**What to do:** Transcribe the material verbatim in full; the pictures do not belong in the copy.

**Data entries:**
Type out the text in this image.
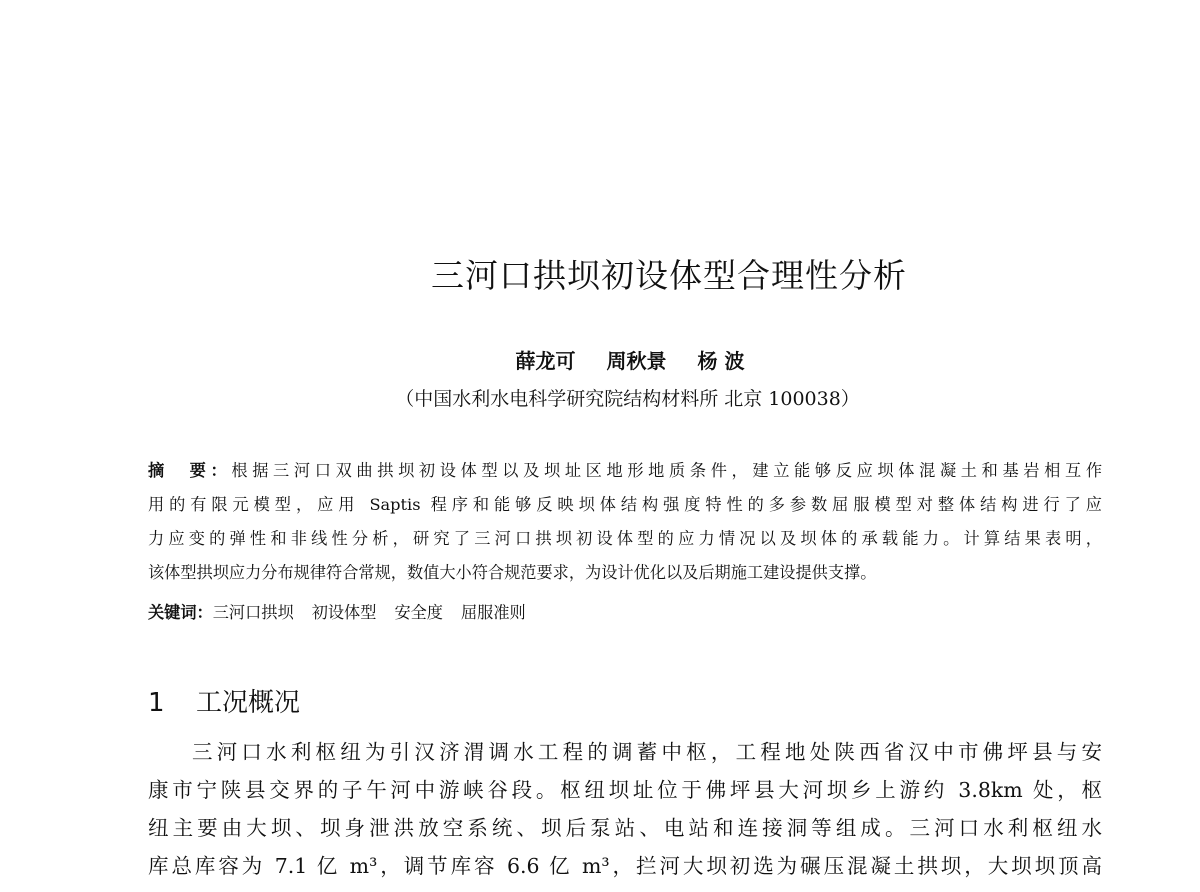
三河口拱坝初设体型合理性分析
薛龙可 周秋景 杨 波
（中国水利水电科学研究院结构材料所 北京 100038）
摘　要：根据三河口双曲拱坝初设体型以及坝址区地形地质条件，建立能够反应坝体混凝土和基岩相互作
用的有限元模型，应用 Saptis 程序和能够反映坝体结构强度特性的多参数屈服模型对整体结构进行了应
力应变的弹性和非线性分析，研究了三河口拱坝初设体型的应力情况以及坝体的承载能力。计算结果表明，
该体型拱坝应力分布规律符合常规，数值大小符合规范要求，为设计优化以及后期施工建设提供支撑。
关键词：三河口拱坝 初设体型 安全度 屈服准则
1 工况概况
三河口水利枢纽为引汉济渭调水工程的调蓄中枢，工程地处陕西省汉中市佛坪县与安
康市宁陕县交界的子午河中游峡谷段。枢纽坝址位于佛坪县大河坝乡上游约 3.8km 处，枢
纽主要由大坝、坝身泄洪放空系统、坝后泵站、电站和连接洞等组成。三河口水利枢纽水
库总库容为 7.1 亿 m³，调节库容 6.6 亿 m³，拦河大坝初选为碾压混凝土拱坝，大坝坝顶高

**Finished task:**
Type out the text in this image.
三河口拱坝初设体型合理性分析
薛龙可 周秋景 杨 波
（中国水利水电科学研究院结构材料所 北京 100038）
摘　要：根据三河口双曲拱坝初设体型以及坝址区地形地质条件，建立能够反应坝体混凝土和基岩相互作
用的有限元模型，应用 Saptis 程序和能够反映坝体结构强度特性的多参数屈服模型对整体结构进行了应
力应变的弹性和非线性分析，研究了三河口拱坝初设体型的应力情况以及坝体的承载能力。计算结果表明，
该体型拱坝应力分布规律符合常规，数值大小符合规范要求，为设计优化以及后期施工建设提供支撑。
关键词：三河口拱坝 初设体型 安全度 屈服准则
1 工况概况
三河口水利枢纽为引汉济渭调水工程的调蓄中枢，工程地处陕西省汉中市佛坪县与安
康市宁陕县交界的子午河中游峡谷段。枢纽坝址位于佛坪县大河坝乡上游约 3.8km 处，枢
纽主要由大坝、坝身泄洪放空系统、坝后泵站、电站和连接洞等组成。三河口水利枢纽水
库总库容为 7.1 亿 m³，调节库容 6.6 亿 m³，拦河大坝初选为碾压混凝土拱坝，大坝坝顶高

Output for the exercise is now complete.